WRITTEN PROBLEM: Skip every picture and transcribe the remaining material exactly.

GIVEN RECORDS:
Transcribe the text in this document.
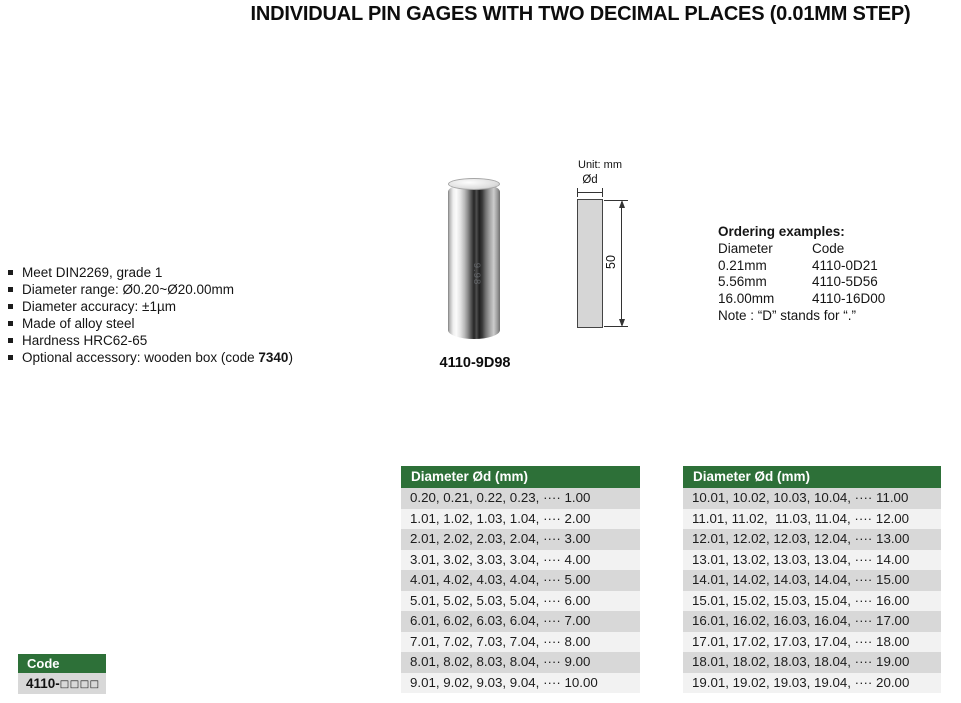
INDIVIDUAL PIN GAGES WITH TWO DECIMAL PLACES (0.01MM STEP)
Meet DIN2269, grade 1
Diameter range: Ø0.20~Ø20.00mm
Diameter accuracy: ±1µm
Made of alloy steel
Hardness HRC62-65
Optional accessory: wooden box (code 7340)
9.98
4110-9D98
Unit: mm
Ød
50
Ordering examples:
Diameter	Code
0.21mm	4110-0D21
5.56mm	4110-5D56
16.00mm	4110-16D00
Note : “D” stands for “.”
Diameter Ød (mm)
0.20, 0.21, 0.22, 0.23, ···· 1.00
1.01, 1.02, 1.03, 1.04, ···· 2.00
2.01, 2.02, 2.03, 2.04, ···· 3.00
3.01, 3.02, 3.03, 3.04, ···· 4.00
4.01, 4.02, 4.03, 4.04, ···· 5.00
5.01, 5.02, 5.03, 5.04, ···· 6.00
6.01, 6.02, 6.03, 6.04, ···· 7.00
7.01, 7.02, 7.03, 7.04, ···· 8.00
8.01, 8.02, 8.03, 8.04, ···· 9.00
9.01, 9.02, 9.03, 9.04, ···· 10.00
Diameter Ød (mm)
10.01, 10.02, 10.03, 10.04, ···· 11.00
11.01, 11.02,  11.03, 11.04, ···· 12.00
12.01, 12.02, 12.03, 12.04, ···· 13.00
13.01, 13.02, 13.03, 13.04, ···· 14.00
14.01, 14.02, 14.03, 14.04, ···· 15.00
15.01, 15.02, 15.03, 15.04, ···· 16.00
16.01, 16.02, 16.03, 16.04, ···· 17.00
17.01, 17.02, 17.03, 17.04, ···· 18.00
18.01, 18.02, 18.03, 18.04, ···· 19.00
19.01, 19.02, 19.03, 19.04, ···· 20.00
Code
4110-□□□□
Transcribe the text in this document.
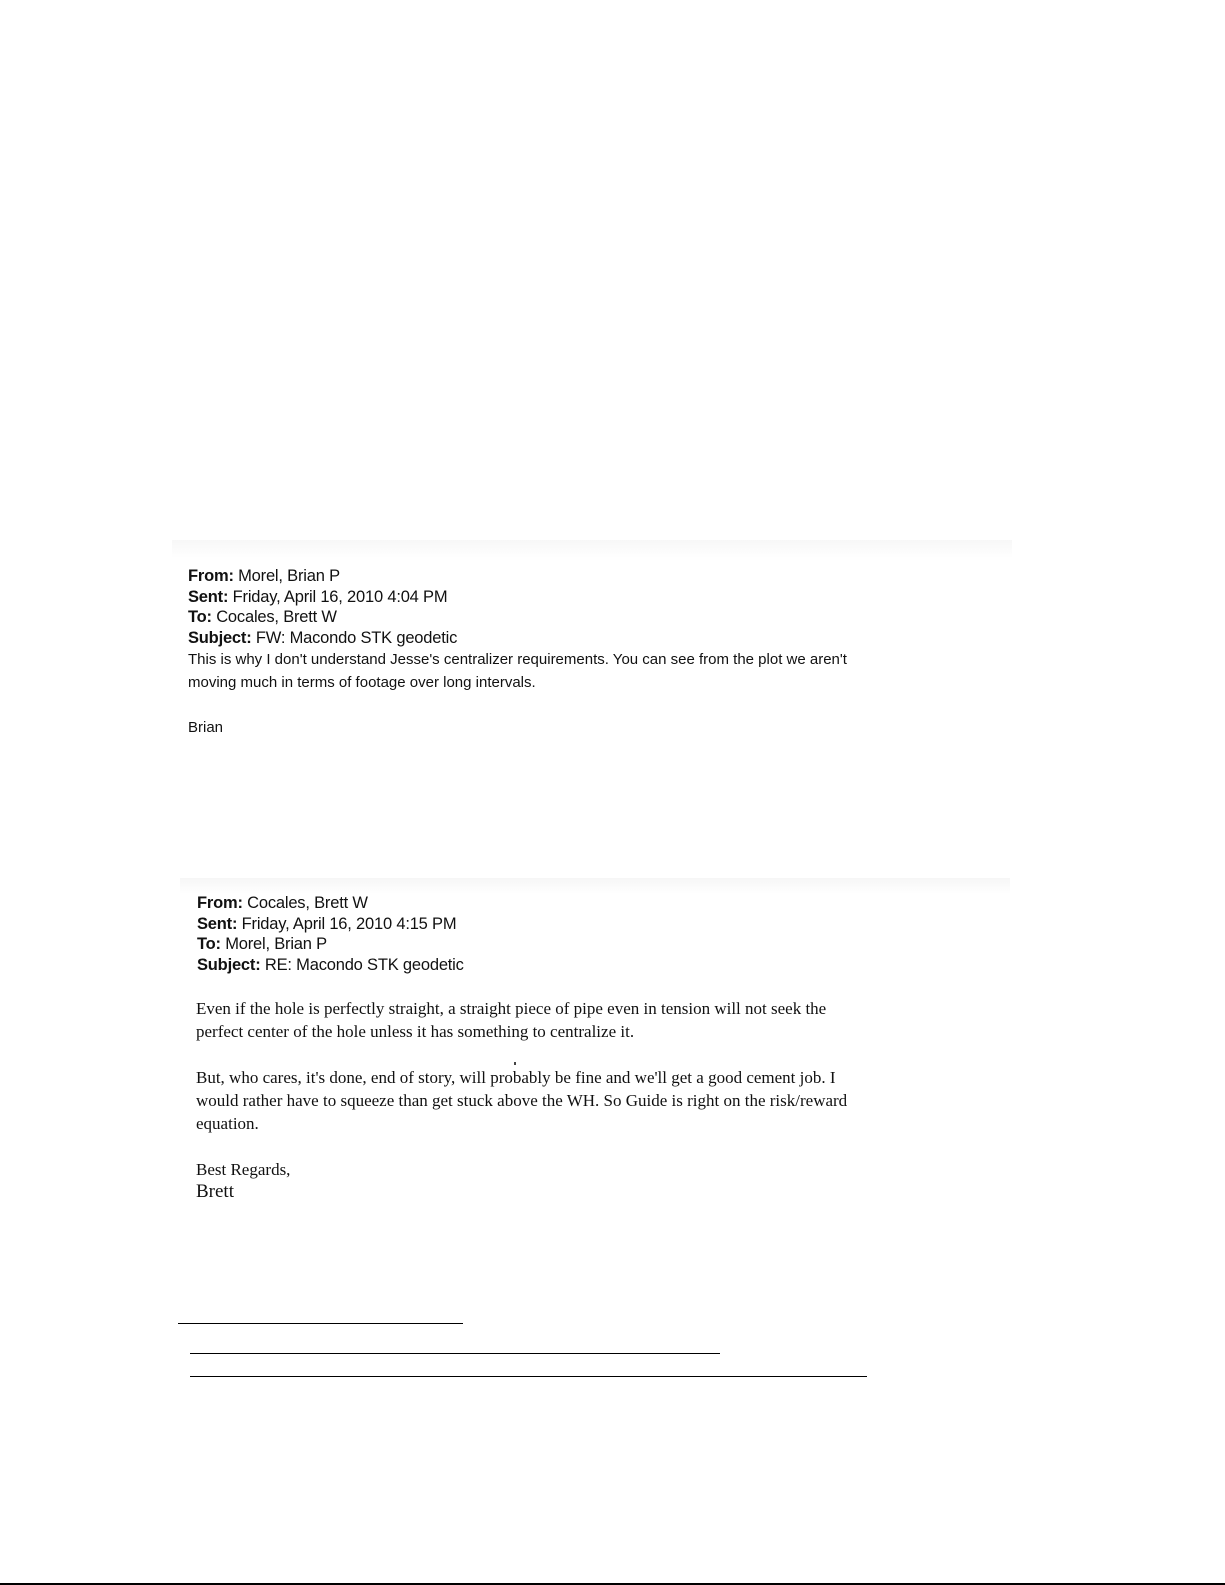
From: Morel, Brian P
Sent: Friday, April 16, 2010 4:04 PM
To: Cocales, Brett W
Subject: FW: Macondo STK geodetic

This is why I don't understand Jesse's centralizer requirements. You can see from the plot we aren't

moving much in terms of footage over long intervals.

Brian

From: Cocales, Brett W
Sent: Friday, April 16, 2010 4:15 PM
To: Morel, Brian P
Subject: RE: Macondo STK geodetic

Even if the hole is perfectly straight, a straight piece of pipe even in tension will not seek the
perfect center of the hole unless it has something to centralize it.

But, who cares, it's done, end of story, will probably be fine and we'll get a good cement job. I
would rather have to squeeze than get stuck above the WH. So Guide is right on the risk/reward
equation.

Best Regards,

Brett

RESPONSE TO THE EXERCISE:
Transcribe the text in this document.
INDIVIDUAL PIN GAGES WITH TWO DECIMAL PLACES (0.01MM STEP)
Meet DIN2269, grade 1
Diameter range: Ø0.20~Ø20.00mm
Diameter accuracy: ±1µm
Made of alloy steel
Hardness HRC62-65
Optional accessory: wooden box (code 7340)
9.98
4110-9D98
Unit: mm
Ød
50
Ordering examples:
Diameter	Code
0.21mm	4110-0D21
5.56mm	4110-5D56
16.00mm	4110-16D00
Note : “D” stands for “.”
Diameter Ød (mm)
0.20, 0.21, 0.22, 0.23, ···· 1.00
1.01, 1.02, 1.03, 1.04, ···· 2.00
2.01, 2.02, 2.03, 2.04, ···· 3.00
3.01, 3.02, 3.03, 3.04, ···· 4.00
4.01, 4.02, 4.03, 4.04, ···· 5.00
5.01, 5.02, 5.03, 5.04, ···· 6.00
6.01, 6.02, 6.03, 6.04, ···· 7.00
7.01, 7.02, 7.03, 7.04, ···· 8.00
8.01, 8.02, 8.03, 8.04, ···· 9.00
9.01, 9.02, 9.03, 9.04, ···· 10.00
Diameter Ød (mm)
10.01, 10.02, 10.03, 10.04, ···· 11.00
11.01, 11.02,  11.03, 11.04, ···· 12.00
12.01, 12.02, 12.03, 12.04, ···· 13.00
13.01, 13.02, 13.03, 13.04, ···· 14.00
14.01, 14.02, 14.03, 14.04, ···· 15.00
15.01, 15.02, 15.03, 15.04, ···· 16.00
16.01, 16.02, 16.03, 16.04, ···· 17.00
17.01, 17.02, 17.03, 17.04, ···· 18.00
18.01, 18.02, 18.03, 18.04, ···· 19.00
19.01, 19.02, 19.03, 19.04, ···· 20.00
Code
4110-□□□□
Transcribe the text in this document.
From: Morel, Brian P
Sent: Friday, April 16, 2010 4:04 PM
To: Cocales, Brett W
Subject: FW: Macondo STK geodetic

This is why I don't understand Jesse's centralizer requirements. You can see from the plot we aren't

moving much in terms of footage over long intervals.

Brian

From: Cocales, Brett W
Sent: Friday, April 16, 2010 4:15 PM
To: Morel, Brian P
Subject: RE: Macondo STK geodetic

Even if the hole is perfectly straight, a straight piece of pipe even in tension will not seek the
perfect center of the hole unless it has something to centralize it.

But, who cares, it's done, end of story, will probably be fine and we'll get a good cement job. I
would rather have to squeeze than get stuck above the WH. So Guide is right on the risk/reward
equation.

Best Regards,

Brett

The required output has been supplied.